Pull out every line with the word "some" from the entries below.
* * * *
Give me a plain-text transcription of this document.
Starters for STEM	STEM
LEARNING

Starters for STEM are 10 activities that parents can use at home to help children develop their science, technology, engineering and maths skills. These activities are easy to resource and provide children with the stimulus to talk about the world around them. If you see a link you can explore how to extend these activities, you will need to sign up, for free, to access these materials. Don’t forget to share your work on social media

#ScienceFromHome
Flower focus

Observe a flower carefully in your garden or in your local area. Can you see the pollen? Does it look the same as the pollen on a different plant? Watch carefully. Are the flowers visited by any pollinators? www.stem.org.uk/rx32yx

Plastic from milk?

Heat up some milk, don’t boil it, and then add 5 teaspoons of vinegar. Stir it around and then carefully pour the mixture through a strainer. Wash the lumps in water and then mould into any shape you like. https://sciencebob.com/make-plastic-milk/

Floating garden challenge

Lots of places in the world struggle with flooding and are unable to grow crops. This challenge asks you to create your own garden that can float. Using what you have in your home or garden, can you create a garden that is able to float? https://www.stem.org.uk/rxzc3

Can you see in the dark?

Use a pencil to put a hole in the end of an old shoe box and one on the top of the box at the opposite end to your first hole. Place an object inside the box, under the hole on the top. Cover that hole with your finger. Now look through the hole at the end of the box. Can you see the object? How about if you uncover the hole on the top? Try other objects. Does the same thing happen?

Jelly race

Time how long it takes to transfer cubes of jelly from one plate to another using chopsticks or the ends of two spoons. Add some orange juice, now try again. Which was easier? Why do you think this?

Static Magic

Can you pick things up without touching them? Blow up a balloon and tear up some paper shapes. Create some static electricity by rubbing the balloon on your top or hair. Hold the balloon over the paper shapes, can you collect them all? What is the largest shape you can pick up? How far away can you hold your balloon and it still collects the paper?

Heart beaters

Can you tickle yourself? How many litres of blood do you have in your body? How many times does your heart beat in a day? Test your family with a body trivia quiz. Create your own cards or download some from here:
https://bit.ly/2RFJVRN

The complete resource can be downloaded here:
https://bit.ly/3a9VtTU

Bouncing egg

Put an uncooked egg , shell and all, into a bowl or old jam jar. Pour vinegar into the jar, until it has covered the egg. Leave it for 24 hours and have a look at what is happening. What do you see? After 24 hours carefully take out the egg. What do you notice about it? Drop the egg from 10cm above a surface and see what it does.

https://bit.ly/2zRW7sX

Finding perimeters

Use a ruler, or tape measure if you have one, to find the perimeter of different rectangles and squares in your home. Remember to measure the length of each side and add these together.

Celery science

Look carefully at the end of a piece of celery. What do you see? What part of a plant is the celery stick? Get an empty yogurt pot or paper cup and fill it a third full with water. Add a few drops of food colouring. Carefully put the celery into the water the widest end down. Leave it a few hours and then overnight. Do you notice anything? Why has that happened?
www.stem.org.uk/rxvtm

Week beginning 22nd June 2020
* * * *
** The response **
Heat up some milk, don’t boil it, and then add 5 teaspoons of vinegar. Stir it around and then carefully pour the mixture through a strainer. Wash the lumps in water and then mould into any shape you like. https://sciencebob.com/make-plastic-milk/
Time how long it takes to transfer cubes of jelly from one plate to another using chopsticks or the ends of two spoons. Add some orange juice, now try again. Which was easier? Why do you think this?
Can you pick things up without touching them? Blow up a balloon and tear up some paper shapes. Create some static electricity by rubbing the balloon on your top or hair. Hold the balloon over the paper shapes, can you collect them all? What is the largest shape you can pick up? How far away can you hold your balloon and it still collects the paper?
Can you tickle yourself? How many litres of blood do you have in your body? How many times does your heart beat in a day? Test your family with a body trivia quiz. Create your own cards or download some from here:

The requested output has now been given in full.